* start Dataset records *

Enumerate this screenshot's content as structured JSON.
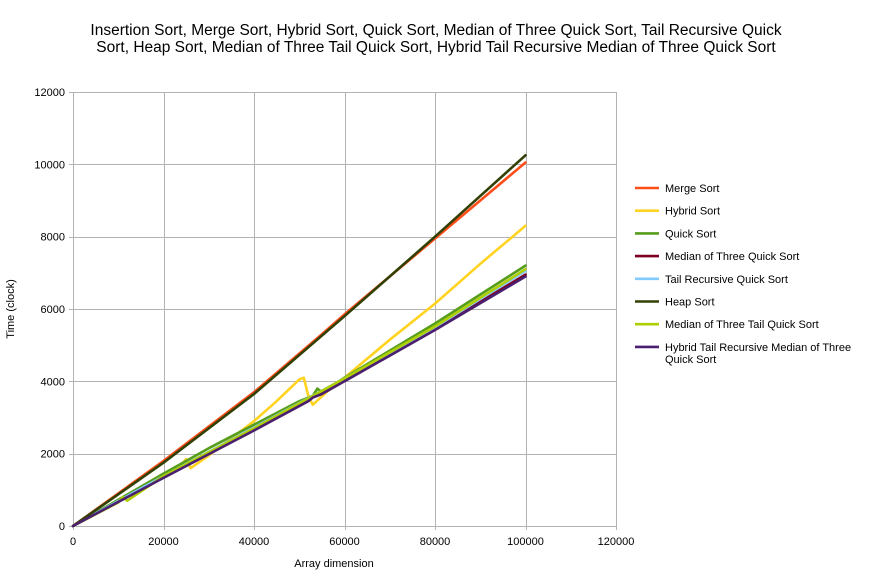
{
  "chart_data": {
    "type": "line",
    "title_lines": [
      "Insertion Sort, Merge Sort, Hybrid Sort, Quick Sort, Median of Three Quick Sort, Tail Recursive Quick",
      "Sort, Heap Sort, Median of Three Tail Quick Sort, Hybrid Tail Recursive Median of Three Quick Sort"
    ],
    "xlabel": "Array dimension",
    "ylabel": "Time (clock)",
    "xlim": [
      0,
      120000
    ],
    "ylim": [
      0,
      12000
    ],
    "x_ticks": [
      "0",
      "20000",
      "40000",
      "60000",
      "80000",
      "100000",
      "120000"
    ],
    "y_ticks": [
      "0",
      "2000",
      "4000",
      "6000",
      "8000",
      "10000",
      "12000"
    ],
    "grid": true,
    "legend_position": "right",
    "series": [
      {
        "name": "Merge Sort",
        "color": "#ff4d1a",
        "points": [
          [
            0,
            0
          ],
          [
            20000,
            1800
          ],
          [
            40000,
            3700
          ],
          [
            55000,
            5300
          ],
          [
            60000,
            5850
          ],
          [
            80000,
            7950
          ],
          [
            90000,
            9000
          ],
          [
            100000,
            10050
          ]
        ]
      },
      {
        "name": "Hybrid Sort",
        "color": "#ffd320",
        "points": [
          [
            0,
            0
          ],
          [
            10000,
            700
          ],
          [
            20000,
            1450
          ],
          [
            24000,
            1700
          ],
          [
            25000,
            1850
          ],
          [
            26000,
            1600
          ],
          [
            30000,
            1950
          ],
          [
            40000,
            2900
          ],
          [
            45000,
            3450
          ],
          [
            50000,
            4050
          ],
          [
            51000,
            4100
          ],
          [
            52000,
            3600
          ],
          [
            53000,
            3350
          ],
          [
            56000,
            3700
          ],
          [
            60000,
            4100
          ],
          [
            70000,
            5150
          ],
          [
            80000,
            6150
          ],
          [
            90000,
            7250
          ],
          [
            100000,
            8300
          ]
        ]
      },
      {
        "name": "Quick Sort",
        "color": "#579d1c",
        "points": [
          [
            0,
            0
          ],
          [
            20000,
            1450
          ],
          [
            30000,
            2150
          ],
          [
            40000,
            2800
          ],
          [
            50000,
            3450
          ],
          [
            53000,
            3600
          ],
          [
            54000,
            3800
          ],
          [
            55000,
            3700
          ],
          [
            60000,
            4100
          ],
          [
            70000,
            4850
          ],
          [
            80000,
            5600
          ],
          [
            90000,
            6400
          ],
          [
            100000,
            7200
          ]
        ]
      },
      {
        "name": "Median of Three Quick Sort",
        "color": "#7e0021",
        "points": [
          [
            0,
            0
          ],
          [
            20000,
            1350
          ],
          [
            40000,
            2650
          ],
          [
            60000,
            4050
          ],
          [
            80000,
            5450
          ],
          [
            100000,
            6950
          ]
        ]
      },
      {
        "name": "Tail Recursive Quick Sort",
        "color": "#83caff",
        "points": [
          [
            0,
            0
          ],
          [
            20000,
            1380
          ],
          [
            40000,
            2720
          ],
          [
            60000,
            4080
          ],
          [
            80000,
            5500
          ],
          [
            100000,
            7050
          ]
        ]
      },
      {
        "name": "Heap Sort",
        "color": "#314004",
        "points": [
          [
            0,
            0
          ],
          [
            20000,
            1750
          ],
          [
            40000,
            3650
          ],
          [
            60000,
            5800
          ],
          [
            80000,
            8000
          ],
          [
            100000,
            10250
          ]
        ]
      },
      {
        "name": "Median of Three Tail Quick Sort",
        "color": "#aecf00",
        "points": [
          [
            0,
            0
          ],
          [
            10000,
            650
          ],
          [
            11000,
            800
          ],
          [
            12000,
            700
          ],
          [
            20000,
            1380
          ],
          [
            40000,
            2700
          ],
          [
            60000,
            4080
          ],
          [
            80000,
            5520
          ],
          [
            100000,
            7100
          ]
        ]
      },
      {
        "name": "Hybrid Tail Recursive Median of Three Quick Sort",
        "color": "#4b1f6f",
        "points": [
          [
            0,
            0
          ],
          [
            20000,
            1330
          ],
          [
            40000,
            2640
          ],
          [
            52000,
            3450
          ],
          [
            53000,
            3550
          ],
          [
            55000,
            3650
          ],
          [
            60000,
            4000
          ],
          [
            80000,
            5420
          ],
          [
            100000,
            6900
          ]
        ]
      }
    ],
    "legend_lines": [
      [
        "Merge Sort"
      ],
      [
        "Hybrid Sort"
      ],
      [
        "Quick Sort"
      ],
      [
        "Median of Three Quick Sort"
      ],
      [
        "Tail Recursive Quick Sort"
      ],
      [
        "Heap Sort"
      ],
      [
        "Median of Three Tail Quick Sort"
      ],
      [
        "Hybrid Tail Recursive Median of Three",
        "Quick Sort"
      ]
    ]
  }
}
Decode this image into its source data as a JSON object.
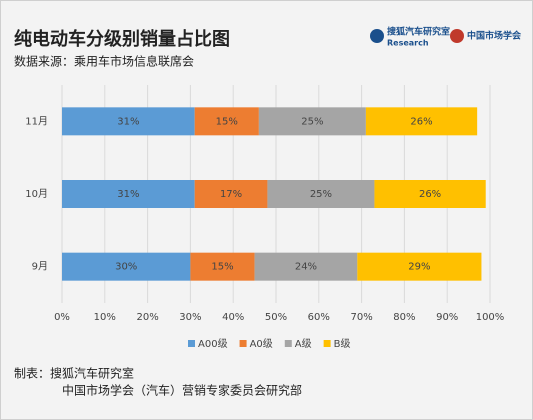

* end Dataset records *

:: Goal ::
Keep only the lines that hold the string "Heap", and copy them out.

:: In response ::
      "Sort, Heap Sort, Median of Three Tail Quick Sort, Hybrid Tail Recursive Median of Three Quick Sort"
        "name": "Heap Sort",
        "Heap Sort"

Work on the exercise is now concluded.